Exercise prompt
Copy every line with the string "Windkraft" in it.

BEGIN Entries shown

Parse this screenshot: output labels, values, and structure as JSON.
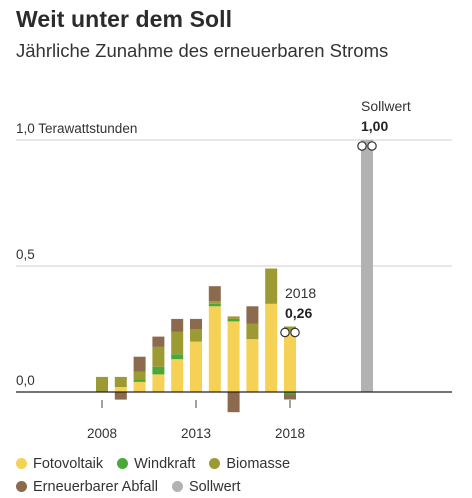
{
  "title": "Weit unter dem Soll",
  "subtitle": "Jährliche Zunahme des erneuerbaren Stroms",
  "colors": {
    "Fotovoltaik": "#f5d155",
    "Windkraft": "#4aa83a",
    "Biomasse": "#9c9a32",
    "Erneuerbarer Abfall": "#8c6a4e",
    "Sollwert": "#b2b2b2"
  },
  "legend": {
    "row1": [
      "Fotovoltaik",
      "Windkraft",
      "Biomasse"
    ],
    "row2": [
      "Erneuerbarer Abfall",
      "Sollwert"
    ]
  },
  "annotations": {
    "target_label": "Sollwert",
    "target_value": "1,00",
    "last_year": "2018",
    "last_value": "0,26"
  },
  "chart_data": {
    "type": "bar",
    "stacked": true,
    "title": "Weit unter dem Soll",
    "subtitle": "Jährliche Zunahme des erneuerbaren Stroms",
    "ylabel": "Terawattstunden",
    "ylim": [
      -0.08,
      1.0
    ],
    "yticks": [
      {
        "value": 0.0,
        "label": "0,0"
      },
      {
        "value": 0.5,
        "label": "0,5"
      },
      {
        "value": 1.0,
        "label": "1,0 Terawattstunden"
      }
    ],
    "xticks": [
      2008,
      2013,
      2018
    ],
    "categories": [
      2008,
      2009,
      2010,
      2011,
      2012,
      2013,
      2014,
      2015,
      2016,
      2017,
      2018,
      "Sollwert"
    ],
    "series": [
      {
        "name": "Fotovoltaik",
        "values": [
          0.0,
          0.02,
          0.04,
          0.07,
          0.13,
          0.2,
          0.34,
          0.28,
          0.21,
          0.35,
          0.24,
          0
        ]
      },
      {
        "name": "Windkraft",
        "values": [
          0.0,
          0.0,
          0.01,
          0.03,
          0.02,
          0.0,
          0.01,
          0.01,
          0.0,
          0.0,
          -0.01,
          0
        ]
      },
      {
        "name": "Biomasse",
        "values": [
          0.06,
          0.04,
          0.03,
          0.08,
          0.09,
          0.05,
          0.01,
          0.01,
          0.06,
          0.14,
          0.02,
          0
        ]
      },
      {
        "name": "Erneuerbarer Abfall",
        "values": [
          0.0,
          -0.03,
          0.06,
          0.04,
          0.05,
          0.04,
          0.06,
          -0.08,
          0.07,
          0.0,
          -0.02,
          0
        ]
      },
      {
        "name": "Sollwert",
        "values": [
          0,
          0,
          0,
          0,
          0,
          0,
          0,
          0,
          0,
          0,
          0,
          1.0
        ]
      }
    ],
    "grid": true,
    "legend_position": "bottom"
  }
}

END Entries shown

The response
    "Windkraft": "#4aa83a",
      "Windkraft",
        "name": "Windkraft",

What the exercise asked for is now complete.